◆ WORK REQUIRED: Each record needs to be echoed exactly; can you do that?
___ PROVIDED DATA ___
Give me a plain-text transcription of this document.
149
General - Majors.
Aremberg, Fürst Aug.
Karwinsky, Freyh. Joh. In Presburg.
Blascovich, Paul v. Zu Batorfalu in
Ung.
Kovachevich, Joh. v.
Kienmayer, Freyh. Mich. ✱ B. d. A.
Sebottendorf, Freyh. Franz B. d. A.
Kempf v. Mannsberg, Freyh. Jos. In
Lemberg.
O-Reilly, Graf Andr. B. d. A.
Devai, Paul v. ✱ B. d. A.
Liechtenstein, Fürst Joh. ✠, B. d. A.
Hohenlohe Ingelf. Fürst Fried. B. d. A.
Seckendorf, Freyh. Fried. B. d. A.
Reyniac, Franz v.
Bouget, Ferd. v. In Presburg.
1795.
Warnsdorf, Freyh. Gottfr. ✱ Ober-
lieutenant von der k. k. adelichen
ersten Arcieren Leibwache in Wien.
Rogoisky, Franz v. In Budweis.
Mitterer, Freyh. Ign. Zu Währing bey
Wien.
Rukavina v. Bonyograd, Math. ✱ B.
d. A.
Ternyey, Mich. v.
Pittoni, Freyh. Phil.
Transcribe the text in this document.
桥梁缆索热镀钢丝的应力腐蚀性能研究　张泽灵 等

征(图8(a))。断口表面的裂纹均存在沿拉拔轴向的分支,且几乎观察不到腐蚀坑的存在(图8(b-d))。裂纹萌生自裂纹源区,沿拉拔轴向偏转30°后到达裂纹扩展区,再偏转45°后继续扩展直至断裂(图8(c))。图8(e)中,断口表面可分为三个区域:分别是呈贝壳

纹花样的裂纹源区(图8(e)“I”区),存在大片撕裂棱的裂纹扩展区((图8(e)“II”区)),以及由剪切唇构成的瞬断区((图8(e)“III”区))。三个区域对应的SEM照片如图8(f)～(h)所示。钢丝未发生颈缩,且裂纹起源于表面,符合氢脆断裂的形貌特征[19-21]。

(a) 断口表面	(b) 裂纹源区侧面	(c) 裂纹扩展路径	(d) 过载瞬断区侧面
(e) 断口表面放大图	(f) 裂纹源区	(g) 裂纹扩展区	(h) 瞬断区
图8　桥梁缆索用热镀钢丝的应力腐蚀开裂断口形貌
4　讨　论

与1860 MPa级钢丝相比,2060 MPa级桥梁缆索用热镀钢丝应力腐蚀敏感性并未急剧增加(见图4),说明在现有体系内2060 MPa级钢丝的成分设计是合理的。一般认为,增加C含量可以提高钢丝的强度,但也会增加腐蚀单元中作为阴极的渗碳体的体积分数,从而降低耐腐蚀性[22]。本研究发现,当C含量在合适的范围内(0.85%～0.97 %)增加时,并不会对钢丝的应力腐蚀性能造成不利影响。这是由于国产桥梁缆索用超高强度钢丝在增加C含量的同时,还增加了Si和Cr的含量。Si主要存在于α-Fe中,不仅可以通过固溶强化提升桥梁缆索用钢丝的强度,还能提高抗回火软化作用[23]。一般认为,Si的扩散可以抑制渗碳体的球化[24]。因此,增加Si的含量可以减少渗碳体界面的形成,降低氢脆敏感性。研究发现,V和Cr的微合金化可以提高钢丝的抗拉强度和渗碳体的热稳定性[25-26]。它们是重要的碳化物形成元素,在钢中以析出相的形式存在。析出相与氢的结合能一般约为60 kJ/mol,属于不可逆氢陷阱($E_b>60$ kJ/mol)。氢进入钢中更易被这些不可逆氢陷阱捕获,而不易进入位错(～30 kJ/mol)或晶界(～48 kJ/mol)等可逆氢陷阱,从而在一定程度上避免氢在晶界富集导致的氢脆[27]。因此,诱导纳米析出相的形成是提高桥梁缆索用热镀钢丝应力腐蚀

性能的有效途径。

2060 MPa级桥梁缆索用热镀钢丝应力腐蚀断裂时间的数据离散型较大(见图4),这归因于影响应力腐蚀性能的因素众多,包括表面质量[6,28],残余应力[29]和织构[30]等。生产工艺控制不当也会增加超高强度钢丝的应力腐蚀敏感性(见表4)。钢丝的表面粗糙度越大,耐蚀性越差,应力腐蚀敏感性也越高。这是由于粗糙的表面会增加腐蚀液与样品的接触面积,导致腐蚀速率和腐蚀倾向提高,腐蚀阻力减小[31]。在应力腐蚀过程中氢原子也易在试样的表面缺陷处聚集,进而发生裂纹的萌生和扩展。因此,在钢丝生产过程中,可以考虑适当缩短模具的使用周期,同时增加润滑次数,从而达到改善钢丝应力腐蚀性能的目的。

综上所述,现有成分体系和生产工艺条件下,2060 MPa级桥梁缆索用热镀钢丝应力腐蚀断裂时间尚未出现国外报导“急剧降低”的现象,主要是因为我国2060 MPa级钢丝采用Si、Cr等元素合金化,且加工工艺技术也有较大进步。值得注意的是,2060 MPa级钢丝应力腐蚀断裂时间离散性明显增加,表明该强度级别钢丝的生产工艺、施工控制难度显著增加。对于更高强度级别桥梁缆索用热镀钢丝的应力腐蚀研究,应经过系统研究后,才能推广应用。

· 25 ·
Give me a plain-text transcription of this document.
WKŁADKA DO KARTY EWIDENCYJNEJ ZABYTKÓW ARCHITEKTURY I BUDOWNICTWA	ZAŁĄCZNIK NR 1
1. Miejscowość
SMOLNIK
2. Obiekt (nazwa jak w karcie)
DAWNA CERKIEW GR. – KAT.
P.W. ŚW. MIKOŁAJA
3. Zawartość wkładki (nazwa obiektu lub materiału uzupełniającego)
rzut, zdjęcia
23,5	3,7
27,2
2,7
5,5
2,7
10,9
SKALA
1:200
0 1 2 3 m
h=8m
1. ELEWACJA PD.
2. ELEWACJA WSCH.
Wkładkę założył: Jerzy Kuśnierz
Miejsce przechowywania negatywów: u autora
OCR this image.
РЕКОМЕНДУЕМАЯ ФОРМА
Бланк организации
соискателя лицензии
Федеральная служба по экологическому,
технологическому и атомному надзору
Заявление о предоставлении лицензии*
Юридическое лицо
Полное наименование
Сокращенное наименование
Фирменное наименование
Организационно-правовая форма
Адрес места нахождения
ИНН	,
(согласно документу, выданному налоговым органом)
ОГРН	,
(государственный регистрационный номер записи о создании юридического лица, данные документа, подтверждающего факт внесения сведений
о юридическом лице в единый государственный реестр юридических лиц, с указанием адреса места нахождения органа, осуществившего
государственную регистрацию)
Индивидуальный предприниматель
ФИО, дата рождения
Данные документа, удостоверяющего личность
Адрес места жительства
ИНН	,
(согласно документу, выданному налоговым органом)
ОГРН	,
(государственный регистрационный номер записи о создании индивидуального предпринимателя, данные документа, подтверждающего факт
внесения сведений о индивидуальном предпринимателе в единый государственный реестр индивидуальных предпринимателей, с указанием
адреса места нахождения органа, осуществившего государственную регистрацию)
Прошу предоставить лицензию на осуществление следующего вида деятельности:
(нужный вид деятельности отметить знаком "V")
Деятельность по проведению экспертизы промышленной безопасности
___
◆ FINISHED TASK:
Give me a plain-text transcription of this document.
149
General - Majors.
Aremberg, Fürst Aug.
Karwinsky, Freyh. Joh. In Presburg.
Blascovich, Paul v. Zu Batorfalu in
Ung.
Kovachevich, Joh. v.
Kienmayer, Freyh. Mich. ✱ B. d. A.
Sebottendorf, Freyh. Franz B. d. A.
Kempf v. Mannsberg, Freyh. Jos. In
Lemberg.
O-Reilly, Graf Andr. B. d. A.
Devai, Paul v. ✱ B. d. A.
Liechtenstein, Fürst Joh. ✠, B. d. A.
Hohenlohe Ingelf. Fürst Fried. B. d. A.
Seckendorf, Freyh. Fried. B. d. A.
Reyniac, Franz v.
Bouget, Ferd. v. In Presburg.
1795.
Warnsdorf, Freyh. Gottfr. ✱ Ober-
lieutenant von der k. k. adelichen
ersten Arcieren Leibwache in Wien.
Rogoisky, Franz v. In Budweis.
Mitterer, Freyh. Ign. Zu Währing bey
Wien.
Rukavina v. Bonyograd, Math. ✱ B.
d. A.
Ternyey, Mich. v.
Pittoni, Freyh. Phil.
Transcribe the text in this document.
桥梁缆索热镀钢丝的应力腐蚀性能研究　张泽灵 等

征(图8(a))。断口表面的裂纹均存在沿拉拔轴向的分支,且几乎观察不到腐蚀坑的存在(图8(b-d))。裂纹萌生自裂纹源区,沿拉拔轴向偏转30°后到达裂纹扩展区,再偏转45°后继续扩展直至断裂(图8(c))。图8(e)中,断口表面可分为三个区域:分别是呈贝壳

纹花样的裂纹源区(图8(e)“I”区),存在大片撕裂棱的裂纹扩展区((图8(e)“II”区)),以及由剪切唇构成的瞬断区((图8(e)“III”区))。三个区域对应的SEM照片如图8(f)～(h)所示。钢丝未发生颈缩,且裂纹起源于表面,符合氢脆断裂的形貌特征[19-21]。

(a) 断口表面	(b) 裂纹源区侧面	(c) 裂纹扩展路径	(d) 过载瞬断区侧面
(e) 断口表面放大图	(f) 裂纹源区	(g) 裂纹扩展区	(h) 瞬断区
图8　桥梁缆索用热镀钢丝的应力腐蚀开裂断口形貌
4　讨　论

与1860 MPa级钢丝相比,2060 MPa级桥梁缆索用热镀钢丝应力腐蚀敏感性并未急剧增加(见图4),说明在现有体系内2060 MPa级钢丝的成分设计是合理的。一般认为,增加C含量可以提高钢丝的强度,但也会增加腐蚀单元中作为阴极的渗碳体的体积分数,从而降低耐腐蚀性[22]。本研究发现,当C含量在合适的范围内(0.85%～0.97 %)增加时,并不会对钢丝的应力腐蚀性能造成不利影响。这是由于国产桥梁缆索用超高强度钢丝在增加C含量的同时,还增加了Si和Cr的含量。Si主要存在于α-Fe中,不仅可以通过固溶强化提升桥梁缆索用钢丝的强度,还能提高抗回火软化作用[23]。一般认为,Si的扩散可以抑制渗碳体的球化[24]。因此,增加Si的含量可以减少渗碳体界面的形成,降低氢脆敏感性。研究发现,V和Cr的微合金化可以提高钢丝的抗拉强度和渗碳体的热稳定性[25-26]。它们是重要的碳化物形成元素,在钢中以析出相的形式存在。析出相与氢的结合能一般约为60 kJ/mol,属于不可逆氢陷阱($E_b>60$ kJ/mol)。氢进入钢中更易被这些不可逆氢陷阱捕获,而不易进入位错(～30 kJ/mol)或晶界(～48 kJ/mol)等可逆氢陷阱,从而在一定程度上避免氢在晶界富集导致的氢脆[27]。因此,诱导纳米析出相的形成是提高桥梁缆索用热镀钢丝应力腐蚀

性能的有效途径。

2060 MPa级桥梁缆索用热镀钢丝应力腐蚀断裂时间的数据离散型较大(见图4),这归因于影响应力腐蚀性能的因素众多,包括表面质量[6,28],残余应力[29]和织构[30]等。生产工艺控制不当也会增加超高强度钢丝的应力腐蚀敏感性(见表4)。钢丝的表面粗糙度越大,耐蚀性越差,应力腐蚀敏感性也越高。这是由于粗糙的表面会增加腐蚀液与样品的接触面积,导致腐蚀速率和腐蚀倾向提高,腐蚀阻力减小[31]。在应力腐蚀过程中氢原子也易在试样的表面缺陷处聚集,进而发生裂纹的萌生和扩展。因此,在钢丝生产过程中,可以考虑适当缩短模具的使用周期,同时增加润滑次数,从而达到改善钢丝应力腐蚀性能的目的。

综上所述,现有成分体系和生产工艺条件下,2060 MPa级桥梁缆索用热镀钢丝应力腐蚀断裂时间尚未出现国外报导“急剧降低”的现象,主要是因为我国2060 MPa级钢丝采用Si、Cr等元素合金化,且加工工艺技术也有较大进步。值得注意的是,2060 MPa级钢丝应力腐蚀断裂时间离散性明显增加,表明该强度级别钢丝的生产工艺、施工控制难度显著增加。对于更高强度级别桥梁缆索用热镀钢丝的应力腐蚀研究,应经过系统研究后,才能推广应用。

· 25 ·
Give me a plain-text transcription of this document.
WKŁADKA DO KARTY EWIDENCYJNEJ ZABYTKÓW ARCHITEKTURY I BUDOWNICTWA	ZAŁĄCZNIK NR 1
1. Miejscowość
SMOLNIK
2. Obiekt (nazwa jak w karcie)
DAWNA CERKIEW GR. – KAT.
P.W. ŚW. MIKOŁAJA
3. Zawartość wkładki (nazwa obiektu lub materiału uzupełniającego)
rzut, zdjęcia
23,5	3,7
27,2
2,7
5,5
2,7
10,9
SKALA
1:200
0 1 2 3 m
h=8m
1. ELEWACJA PD.
2. ELEWACJA WSCH.
Wkładkę założył: Jerzy Kuśnierz
Miejsce przechowywania negatywów: u autora
OCR this image.
РЕКОМЕНДУЕМАЯ ФОРМА
Бланк организации
соискателя лицензии
Федеральная служба по экологическому,
технологическому и атомному надзору
Заявление о предоставлении лицензии*
Юридическое лицо
Полное наименование
Сокращенное наименование
Фирменное наименование
Организационно-правовая форма
Адрес места нахождения
ИНН	,
(согласно документу, выданному налоговым органом)
ОГРН	,
(государственный регистрационный номер записи о создании юридического лица, данные документа, подтверждающего факт внесения сведений
о юридическом лице в единый государственный реестр юридических лиц, с указанием адреса места нахождения органа, осуществившего
государственную регистрацию)
Индивидуальный предприниматель
ФИО, дата рождения
Данные документа, удостоверяющего личность
Адрес места жительства
ИНН	,
(согласно документу, выданному налоговым органом)
ОГРН	,
(государственный регистрационный номер записи о создании индивидуального предпринимателя, данные документа, подтверждающего факт
внесения сведений о индивидуальном предпринимателе в единый государственный реестр индивидуальных предпринимателей, с указанием
адреса места нахождения органа, осуществившего государственную регистрацию)
Прошу предоставить лицензию на осуществление следующего вида деятельности:
(нужный вид деятельности отметить знаком "V")
Деятельность по проведению экспертизы промышленной безопасности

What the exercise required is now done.